* _What needs to be done_: Reproduce each line exactly, including spacing and punctuation.

* _Provided entries_:
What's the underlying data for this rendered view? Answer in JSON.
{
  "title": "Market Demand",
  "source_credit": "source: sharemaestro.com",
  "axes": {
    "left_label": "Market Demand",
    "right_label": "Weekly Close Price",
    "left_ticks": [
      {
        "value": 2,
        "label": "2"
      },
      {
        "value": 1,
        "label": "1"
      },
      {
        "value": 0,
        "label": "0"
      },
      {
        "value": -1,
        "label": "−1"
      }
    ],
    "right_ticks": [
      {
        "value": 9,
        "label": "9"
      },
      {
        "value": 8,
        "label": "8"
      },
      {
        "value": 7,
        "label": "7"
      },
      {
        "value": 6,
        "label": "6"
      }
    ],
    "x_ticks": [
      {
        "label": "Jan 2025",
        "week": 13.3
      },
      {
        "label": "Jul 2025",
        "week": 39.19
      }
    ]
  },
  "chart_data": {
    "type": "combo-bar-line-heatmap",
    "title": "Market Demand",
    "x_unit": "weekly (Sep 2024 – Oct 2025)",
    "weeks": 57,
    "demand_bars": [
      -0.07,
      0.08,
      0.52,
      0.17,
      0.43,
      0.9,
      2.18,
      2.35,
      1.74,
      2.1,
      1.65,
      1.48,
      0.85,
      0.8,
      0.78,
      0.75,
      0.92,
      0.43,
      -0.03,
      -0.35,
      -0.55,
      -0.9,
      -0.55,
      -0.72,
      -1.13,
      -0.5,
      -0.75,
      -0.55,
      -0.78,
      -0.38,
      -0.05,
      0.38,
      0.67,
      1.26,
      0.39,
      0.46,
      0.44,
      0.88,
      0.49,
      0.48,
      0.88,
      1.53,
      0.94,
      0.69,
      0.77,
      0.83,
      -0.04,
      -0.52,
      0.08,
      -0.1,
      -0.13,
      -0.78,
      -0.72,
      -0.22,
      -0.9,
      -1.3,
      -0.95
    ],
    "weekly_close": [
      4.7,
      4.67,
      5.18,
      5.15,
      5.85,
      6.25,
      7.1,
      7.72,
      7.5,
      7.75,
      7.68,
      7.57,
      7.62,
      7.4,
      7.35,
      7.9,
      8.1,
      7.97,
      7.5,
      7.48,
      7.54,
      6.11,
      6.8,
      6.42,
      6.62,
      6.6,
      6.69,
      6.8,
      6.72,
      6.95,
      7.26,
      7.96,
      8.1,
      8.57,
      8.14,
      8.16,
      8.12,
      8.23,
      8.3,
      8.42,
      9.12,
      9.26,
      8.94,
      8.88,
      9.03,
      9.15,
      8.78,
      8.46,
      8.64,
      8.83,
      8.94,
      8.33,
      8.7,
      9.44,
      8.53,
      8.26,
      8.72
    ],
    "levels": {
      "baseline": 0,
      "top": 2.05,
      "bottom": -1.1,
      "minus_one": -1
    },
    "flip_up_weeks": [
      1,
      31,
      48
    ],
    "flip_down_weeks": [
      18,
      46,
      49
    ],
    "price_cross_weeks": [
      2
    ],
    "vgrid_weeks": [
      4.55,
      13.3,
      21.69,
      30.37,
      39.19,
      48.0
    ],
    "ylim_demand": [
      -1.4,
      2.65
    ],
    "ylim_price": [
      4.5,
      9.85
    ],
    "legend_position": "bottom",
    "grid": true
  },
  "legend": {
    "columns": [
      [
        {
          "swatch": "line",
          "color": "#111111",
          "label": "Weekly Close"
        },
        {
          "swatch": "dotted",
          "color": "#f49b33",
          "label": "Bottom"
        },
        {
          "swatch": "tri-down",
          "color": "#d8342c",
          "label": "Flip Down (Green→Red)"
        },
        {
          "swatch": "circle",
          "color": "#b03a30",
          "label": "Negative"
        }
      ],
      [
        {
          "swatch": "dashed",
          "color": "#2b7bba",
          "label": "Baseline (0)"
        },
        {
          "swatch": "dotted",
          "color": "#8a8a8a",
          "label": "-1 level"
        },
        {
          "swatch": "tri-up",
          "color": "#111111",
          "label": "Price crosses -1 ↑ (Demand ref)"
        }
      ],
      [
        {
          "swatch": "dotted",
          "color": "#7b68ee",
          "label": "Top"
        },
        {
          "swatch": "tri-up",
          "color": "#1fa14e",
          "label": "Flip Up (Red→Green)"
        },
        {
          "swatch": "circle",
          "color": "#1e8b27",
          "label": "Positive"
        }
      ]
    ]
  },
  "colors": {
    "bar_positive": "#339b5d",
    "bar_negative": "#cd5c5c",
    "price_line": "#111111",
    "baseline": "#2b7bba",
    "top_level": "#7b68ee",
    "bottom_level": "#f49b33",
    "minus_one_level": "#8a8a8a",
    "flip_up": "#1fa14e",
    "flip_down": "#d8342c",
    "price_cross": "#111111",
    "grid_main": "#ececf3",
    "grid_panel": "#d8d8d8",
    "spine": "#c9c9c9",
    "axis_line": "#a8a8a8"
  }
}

* _Problem solution_:
What's the underlying data for this rendered view? Answer in JSON.
{
  "title": "Market Demand",
  "source_credit": "source: sharemaestro.com",
  "axes": {
    "left_label": "Market Demand",
    "right_label": "Weekly Close Price",
    "left_ticks": [
      {
        "value": 2,
        "label": "2"
      },
      {
        "value": 1,
        "label": "1"
      },
      {
        "value": 0,
        "label": "0"
      },
      {
        "value": -1,
        "label": "−1"
      }
    ],
    "right_ticks": [
      {
        "value": 9,
        "label": "9"
      },
      {
        "value": 8,
        "label": "8"
      },
      {
        "value": 7,
        "label": "7"
      },
      {
        "value": 6,
        "label": "6"
      }
    ],
    "x_ticks": [
      {
        "label": "Jan 2025",
        "week": 13.3
      },
      {
        "label": "Jul 2025",
        "week": 39.19
      }
    ]
  },
  "chart_data": {
    "type": "combo-bar-line-heatmap",
    "title": "Market Demand",
    "x_unit": "weekly (Sep 2024 – Oct 2025)",
    "weeks": 57,
    "demand_bars": [
      -0.07,
      0.08,
      0.52,
      0.17,
      0.43,
      0.9,
      2.18,
      2.35,
      1.74,
      2.1,
      1.65,
      1.48,
      0.85,
      0.8,
      0.78,
      0.75,
      0.92,
      0.43,
      -0.03,
      -0.35,
      -0.55,
      -0.9,
      -0.55,
      -0.72,
      -1.13,
      -0.5,
      -0.75,
      -0.55,
      -0.78,
      -0.38,
      -0.05,
      0.38,
      0.67,
      1.26,
      0.39,
      0.46,
      0.44,
      0.88,
      0.49,
      0.48,
      0.88,
      1.53,
      0.94,
      0.69,
      0.77,
      0.83,
      -0.04,
      -0.52,
      0.08,
      -0.1,
      -0.13,
      -0.78,
      -0.72,
      -0.22,
      -0.9,
      -1.3,
      -0.95
    ],
    "weekly_close": [
      4.7,
      4.67,
      5.18,
      5.15,
      5.85,
      6.25,
      7.1,
      7.72,
      7.5,
      7.75,
      7.68,
      7.57,
      7.62,
      7.4,
      7.35,
      7.9,
      8.1,
      7.97,
      7.5,
      7.48,
      7.54,
      6.11,
      6.8,
      6.42,
      6.62,
      6.6,
      6.69,
      6.8,
      6.72,
      6.95,
      7.26,
      7.96,
      8.1,
      8.57,
      8.14,
      8.16,
      8.12,
      8.23,
      8.3,
      8.42,
      9.12,
      9.26,
      8.94,
      8.88,
      9.03,
      9.15,
      8.78,
      8.46,
      8.64,
      8.83,
      8.94,
      8.33,
      8.7,
      9.44,
      8.53,
      8.26,
      8.72
    ],
    "levels": {
      "baseline": 0,
      "top": 2.05,
      "bottom": -1.1,
      "minus_one": -1
    },
    "flip_up_weeks": [
      1,
      31,
      48
    ],
    "flip_down_weeks": [
      18,
      46,
      49
    ],
    "price_cross_weeks": [
      2
    ],
    "vgrid_weeks": [
      4.55,
      13.3,
      21.69,
      30.37,
      39.19,
      48.0
    ],
    "ylim_demand": [
      -1.4,
      2.65
    ],
    "ylim_price": [
      4.5,
      9.85
    ],
    "legend_position": "bottom",
    "grid": true
  },
  "legend": {
    "columns": [
      [
        {
          "swatch": "line",
          "color": "#111111",
          "label": "Weekly Close"
        },
        {
          "swatch": "dotted",
          "color": "#f49b33",
          "label": "Bottom"
        },
        {
          "swatch": "tri-down",
          "color": "#d8342c",
          "label": "Flip Down (Green→Red)"
        },
        {
          "swatch": "circle",
          "color": "#b03a30",
          "label": "Negative"
        }
      ],
      [
        {
          "swatch": "dashed",
          "color": "#2b7bba",
          "label": "Baseline (0)"
        },
        {
          "swatch": "dotted",
          "color": "#8a8a8a",
          "label": "-1 level"
        },
        {
          "swatch": "tri-up",
          "color": "#111111",
          "label": "Price crosses -1 ↑ (Demand ref)"
        }
      ],
      [
        {
          "swatch": "dotted",
          "color": "#7b68ee",
          "label": "Top"
        },
        {
          "swatch": "tri-up",
          "color": "#1fa14e",
          "label": "Flip Up (Red→Green)"
        },
        {
          "swatch": "circle",
          "color": "#1e8b27",
          "label": "Positive"
        }
      ]
    ]
  },
  "colors": {
    "bar_positive": "#339b5d",
    "bar_negative": "#cd5c5c",
    "price_line": "#111111",
    "baseline": "#2b7bba",
    "top_level": "#7b68ee",
    "bottom_level": "#f49b33",
    "minus_one_level": "#8a8a8a",
    "flip_up": "#1fa14e",
    "flip_down": "#d8342c",
    "price_cross": "#111111",
    "grid_main": "#ececf3",
    "grid_panel": "#d8d8d8",
    "spine": "#c9c9c9",
    "axis_line": "#a8a8a8"
  }
}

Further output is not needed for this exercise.